[Begin]

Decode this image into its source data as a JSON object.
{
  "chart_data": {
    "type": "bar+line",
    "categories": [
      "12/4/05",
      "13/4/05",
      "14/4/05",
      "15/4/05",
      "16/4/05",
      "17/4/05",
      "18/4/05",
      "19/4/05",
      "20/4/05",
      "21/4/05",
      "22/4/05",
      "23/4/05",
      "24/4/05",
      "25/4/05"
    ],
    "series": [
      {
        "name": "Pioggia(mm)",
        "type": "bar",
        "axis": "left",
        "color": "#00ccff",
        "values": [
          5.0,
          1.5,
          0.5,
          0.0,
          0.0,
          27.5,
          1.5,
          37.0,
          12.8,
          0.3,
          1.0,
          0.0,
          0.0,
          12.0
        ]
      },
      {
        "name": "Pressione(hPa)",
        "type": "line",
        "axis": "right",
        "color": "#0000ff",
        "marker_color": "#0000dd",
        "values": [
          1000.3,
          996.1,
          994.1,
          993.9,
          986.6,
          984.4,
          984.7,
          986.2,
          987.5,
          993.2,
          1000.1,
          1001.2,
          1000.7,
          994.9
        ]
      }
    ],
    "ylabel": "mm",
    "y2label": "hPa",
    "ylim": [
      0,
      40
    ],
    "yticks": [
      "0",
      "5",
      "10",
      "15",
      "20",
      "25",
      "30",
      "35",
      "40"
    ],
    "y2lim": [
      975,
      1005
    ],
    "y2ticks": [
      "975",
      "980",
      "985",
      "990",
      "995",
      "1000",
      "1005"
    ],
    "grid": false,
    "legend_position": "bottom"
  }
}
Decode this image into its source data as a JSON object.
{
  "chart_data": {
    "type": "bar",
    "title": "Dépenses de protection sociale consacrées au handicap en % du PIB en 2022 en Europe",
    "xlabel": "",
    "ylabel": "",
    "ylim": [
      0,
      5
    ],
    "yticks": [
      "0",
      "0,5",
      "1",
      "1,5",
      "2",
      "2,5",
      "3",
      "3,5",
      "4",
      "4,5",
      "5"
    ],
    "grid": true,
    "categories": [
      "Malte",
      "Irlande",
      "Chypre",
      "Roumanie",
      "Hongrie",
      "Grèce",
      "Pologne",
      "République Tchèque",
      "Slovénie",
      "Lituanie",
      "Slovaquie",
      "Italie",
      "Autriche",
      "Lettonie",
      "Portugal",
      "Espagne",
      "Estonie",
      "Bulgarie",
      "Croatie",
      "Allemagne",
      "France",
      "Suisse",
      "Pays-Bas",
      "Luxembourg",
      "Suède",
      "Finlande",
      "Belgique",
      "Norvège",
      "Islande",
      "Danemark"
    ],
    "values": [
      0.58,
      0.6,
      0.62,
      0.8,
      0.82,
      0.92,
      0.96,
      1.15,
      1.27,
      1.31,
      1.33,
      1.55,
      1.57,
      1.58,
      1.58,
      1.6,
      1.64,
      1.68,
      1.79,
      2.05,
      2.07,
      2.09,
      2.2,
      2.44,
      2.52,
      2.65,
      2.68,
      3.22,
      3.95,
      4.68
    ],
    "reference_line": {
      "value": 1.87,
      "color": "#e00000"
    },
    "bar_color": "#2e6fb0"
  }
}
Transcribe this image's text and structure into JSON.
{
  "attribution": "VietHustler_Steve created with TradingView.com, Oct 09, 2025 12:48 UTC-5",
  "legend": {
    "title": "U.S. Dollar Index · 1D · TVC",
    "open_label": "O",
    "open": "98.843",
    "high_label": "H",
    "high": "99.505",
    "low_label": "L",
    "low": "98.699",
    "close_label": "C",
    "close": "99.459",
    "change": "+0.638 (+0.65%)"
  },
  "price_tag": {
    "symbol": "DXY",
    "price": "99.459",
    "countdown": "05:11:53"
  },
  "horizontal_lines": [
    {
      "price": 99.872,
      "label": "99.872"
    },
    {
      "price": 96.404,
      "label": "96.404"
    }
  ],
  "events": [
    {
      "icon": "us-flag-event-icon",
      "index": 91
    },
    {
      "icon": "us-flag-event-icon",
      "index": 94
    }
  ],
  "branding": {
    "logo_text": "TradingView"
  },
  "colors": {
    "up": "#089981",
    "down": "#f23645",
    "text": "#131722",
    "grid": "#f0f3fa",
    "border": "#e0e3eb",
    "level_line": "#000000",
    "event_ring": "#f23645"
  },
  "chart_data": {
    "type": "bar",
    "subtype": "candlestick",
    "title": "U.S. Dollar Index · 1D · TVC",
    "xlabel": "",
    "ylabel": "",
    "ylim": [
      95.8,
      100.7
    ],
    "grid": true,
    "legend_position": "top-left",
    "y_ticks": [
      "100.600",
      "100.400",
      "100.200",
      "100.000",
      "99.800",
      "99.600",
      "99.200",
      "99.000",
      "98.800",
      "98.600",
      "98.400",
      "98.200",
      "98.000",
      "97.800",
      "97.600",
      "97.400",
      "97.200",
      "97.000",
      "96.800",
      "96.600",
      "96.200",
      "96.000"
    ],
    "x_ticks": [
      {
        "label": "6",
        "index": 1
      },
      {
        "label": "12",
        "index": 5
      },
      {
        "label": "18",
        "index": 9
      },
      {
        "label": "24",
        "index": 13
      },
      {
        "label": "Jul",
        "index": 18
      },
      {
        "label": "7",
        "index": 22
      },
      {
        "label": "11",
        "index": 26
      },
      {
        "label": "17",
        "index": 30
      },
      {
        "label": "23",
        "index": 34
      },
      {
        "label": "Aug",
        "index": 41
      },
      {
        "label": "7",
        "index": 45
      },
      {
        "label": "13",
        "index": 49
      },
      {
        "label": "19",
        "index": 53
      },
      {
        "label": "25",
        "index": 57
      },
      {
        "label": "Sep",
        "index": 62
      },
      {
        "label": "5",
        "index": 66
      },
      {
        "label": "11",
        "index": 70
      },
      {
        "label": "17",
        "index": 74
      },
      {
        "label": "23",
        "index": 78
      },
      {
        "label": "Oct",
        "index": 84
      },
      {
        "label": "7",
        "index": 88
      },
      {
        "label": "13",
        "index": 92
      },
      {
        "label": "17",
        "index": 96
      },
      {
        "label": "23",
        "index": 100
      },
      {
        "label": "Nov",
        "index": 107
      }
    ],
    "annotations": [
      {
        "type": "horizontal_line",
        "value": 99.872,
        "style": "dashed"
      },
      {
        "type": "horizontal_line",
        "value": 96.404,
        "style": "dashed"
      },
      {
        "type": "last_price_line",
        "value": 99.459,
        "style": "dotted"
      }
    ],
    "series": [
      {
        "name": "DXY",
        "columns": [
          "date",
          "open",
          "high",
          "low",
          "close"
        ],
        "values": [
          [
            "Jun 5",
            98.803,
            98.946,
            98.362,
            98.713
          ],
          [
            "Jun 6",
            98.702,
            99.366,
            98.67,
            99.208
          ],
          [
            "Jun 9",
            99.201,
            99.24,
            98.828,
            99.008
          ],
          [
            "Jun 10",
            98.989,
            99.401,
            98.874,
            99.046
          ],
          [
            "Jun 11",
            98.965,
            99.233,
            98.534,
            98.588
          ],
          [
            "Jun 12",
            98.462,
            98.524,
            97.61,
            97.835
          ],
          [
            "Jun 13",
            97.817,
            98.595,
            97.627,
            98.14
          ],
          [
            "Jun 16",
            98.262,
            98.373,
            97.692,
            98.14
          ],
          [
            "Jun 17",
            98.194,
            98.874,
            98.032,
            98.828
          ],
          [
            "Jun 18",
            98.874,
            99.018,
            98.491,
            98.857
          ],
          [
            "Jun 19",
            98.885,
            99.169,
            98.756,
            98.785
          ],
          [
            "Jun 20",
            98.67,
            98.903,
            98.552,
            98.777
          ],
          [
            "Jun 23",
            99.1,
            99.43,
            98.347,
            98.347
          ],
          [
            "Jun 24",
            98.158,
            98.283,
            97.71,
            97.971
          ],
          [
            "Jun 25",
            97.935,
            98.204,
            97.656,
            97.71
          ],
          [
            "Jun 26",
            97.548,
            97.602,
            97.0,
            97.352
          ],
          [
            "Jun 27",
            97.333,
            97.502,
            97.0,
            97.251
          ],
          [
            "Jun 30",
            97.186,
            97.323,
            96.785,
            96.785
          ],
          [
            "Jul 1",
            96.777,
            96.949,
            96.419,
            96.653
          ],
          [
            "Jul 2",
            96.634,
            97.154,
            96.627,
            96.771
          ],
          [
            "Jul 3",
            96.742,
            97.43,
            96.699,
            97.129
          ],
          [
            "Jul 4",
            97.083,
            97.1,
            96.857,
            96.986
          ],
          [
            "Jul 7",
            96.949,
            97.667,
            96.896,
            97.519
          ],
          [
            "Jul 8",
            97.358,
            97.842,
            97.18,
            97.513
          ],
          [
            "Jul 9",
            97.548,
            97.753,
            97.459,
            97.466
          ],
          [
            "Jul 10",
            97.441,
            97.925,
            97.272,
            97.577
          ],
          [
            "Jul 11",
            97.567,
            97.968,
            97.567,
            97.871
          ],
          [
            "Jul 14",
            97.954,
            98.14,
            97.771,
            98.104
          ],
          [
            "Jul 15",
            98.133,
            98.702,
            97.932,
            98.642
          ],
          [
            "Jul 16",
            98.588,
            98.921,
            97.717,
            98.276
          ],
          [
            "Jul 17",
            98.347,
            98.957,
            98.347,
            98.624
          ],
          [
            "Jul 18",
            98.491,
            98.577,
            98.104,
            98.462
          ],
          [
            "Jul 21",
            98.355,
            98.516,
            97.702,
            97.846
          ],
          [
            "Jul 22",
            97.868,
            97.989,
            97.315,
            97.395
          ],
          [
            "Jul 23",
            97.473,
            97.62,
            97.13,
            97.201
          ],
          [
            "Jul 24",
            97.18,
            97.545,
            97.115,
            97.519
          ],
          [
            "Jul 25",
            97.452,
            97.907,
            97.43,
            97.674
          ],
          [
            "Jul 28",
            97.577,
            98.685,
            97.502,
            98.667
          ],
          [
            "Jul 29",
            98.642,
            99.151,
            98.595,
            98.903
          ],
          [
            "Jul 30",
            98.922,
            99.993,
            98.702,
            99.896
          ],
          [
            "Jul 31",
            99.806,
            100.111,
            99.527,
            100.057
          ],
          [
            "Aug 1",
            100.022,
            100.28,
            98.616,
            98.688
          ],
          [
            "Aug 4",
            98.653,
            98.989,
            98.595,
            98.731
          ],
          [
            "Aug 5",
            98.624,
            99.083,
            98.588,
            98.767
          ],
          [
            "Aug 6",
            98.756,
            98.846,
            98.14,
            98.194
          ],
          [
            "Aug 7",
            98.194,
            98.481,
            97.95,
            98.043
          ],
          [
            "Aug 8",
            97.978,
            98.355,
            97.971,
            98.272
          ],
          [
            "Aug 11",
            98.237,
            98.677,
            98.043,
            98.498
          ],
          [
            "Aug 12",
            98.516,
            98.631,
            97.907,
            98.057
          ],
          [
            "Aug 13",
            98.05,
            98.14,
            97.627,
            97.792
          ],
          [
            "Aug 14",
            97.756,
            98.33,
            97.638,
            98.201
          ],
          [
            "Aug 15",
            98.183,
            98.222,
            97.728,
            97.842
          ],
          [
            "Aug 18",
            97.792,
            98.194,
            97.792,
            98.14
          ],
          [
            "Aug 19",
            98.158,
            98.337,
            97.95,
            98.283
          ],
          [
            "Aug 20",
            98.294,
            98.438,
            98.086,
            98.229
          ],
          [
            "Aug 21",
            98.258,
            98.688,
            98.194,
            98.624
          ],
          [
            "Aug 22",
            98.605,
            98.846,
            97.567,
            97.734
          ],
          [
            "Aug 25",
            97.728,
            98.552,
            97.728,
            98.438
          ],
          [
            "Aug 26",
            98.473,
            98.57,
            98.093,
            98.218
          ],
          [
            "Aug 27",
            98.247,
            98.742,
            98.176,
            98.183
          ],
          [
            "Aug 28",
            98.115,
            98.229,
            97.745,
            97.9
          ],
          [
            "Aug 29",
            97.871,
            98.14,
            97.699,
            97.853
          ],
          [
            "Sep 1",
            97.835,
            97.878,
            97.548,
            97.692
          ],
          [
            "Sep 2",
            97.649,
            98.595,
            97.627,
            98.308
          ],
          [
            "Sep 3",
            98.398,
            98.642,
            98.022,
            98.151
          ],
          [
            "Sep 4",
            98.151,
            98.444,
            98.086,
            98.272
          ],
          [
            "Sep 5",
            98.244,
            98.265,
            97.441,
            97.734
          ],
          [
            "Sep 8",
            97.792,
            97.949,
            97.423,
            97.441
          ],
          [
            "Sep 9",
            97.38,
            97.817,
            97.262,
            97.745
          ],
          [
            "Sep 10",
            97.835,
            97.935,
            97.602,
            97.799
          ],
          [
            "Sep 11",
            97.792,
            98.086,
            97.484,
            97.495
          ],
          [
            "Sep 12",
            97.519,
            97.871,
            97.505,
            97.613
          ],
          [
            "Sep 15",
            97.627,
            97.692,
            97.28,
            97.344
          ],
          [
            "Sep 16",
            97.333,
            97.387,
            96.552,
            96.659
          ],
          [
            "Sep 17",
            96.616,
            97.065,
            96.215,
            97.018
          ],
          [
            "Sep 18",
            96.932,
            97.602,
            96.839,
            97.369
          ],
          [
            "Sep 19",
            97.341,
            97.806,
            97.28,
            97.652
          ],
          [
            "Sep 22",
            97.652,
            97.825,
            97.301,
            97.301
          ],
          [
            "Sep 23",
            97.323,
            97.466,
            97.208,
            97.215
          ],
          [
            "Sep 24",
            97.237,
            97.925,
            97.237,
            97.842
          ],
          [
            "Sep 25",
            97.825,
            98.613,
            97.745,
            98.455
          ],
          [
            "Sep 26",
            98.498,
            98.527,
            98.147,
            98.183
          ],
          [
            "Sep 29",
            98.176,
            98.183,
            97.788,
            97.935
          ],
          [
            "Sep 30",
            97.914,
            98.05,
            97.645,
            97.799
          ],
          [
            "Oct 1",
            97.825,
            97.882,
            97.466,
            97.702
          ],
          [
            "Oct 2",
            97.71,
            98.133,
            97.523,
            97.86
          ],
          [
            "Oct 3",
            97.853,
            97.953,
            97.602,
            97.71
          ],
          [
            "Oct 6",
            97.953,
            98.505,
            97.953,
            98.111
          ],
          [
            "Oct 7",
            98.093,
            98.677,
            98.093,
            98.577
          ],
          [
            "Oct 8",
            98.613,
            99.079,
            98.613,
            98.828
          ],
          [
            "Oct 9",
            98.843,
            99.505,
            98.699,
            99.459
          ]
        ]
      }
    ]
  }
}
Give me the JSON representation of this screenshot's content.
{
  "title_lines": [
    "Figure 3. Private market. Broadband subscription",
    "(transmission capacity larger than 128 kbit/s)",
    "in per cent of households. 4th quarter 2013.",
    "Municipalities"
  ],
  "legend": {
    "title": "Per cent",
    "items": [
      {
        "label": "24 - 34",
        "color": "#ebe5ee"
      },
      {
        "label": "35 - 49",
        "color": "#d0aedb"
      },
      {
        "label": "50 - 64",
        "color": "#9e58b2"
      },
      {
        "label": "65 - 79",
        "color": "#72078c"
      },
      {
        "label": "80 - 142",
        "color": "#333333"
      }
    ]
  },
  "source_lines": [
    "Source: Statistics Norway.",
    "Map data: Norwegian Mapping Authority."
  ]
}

[End]

◆ Written request
Copy down every line of the material above that includes the string "JSON".

◆ Reply to the task
Decode this image into its source data as a JSON object.
Decode this image into its source data as a JSON object.
Transcribe this image's text and structure into JSON.
Give me the JSON representation of this screenshot's content.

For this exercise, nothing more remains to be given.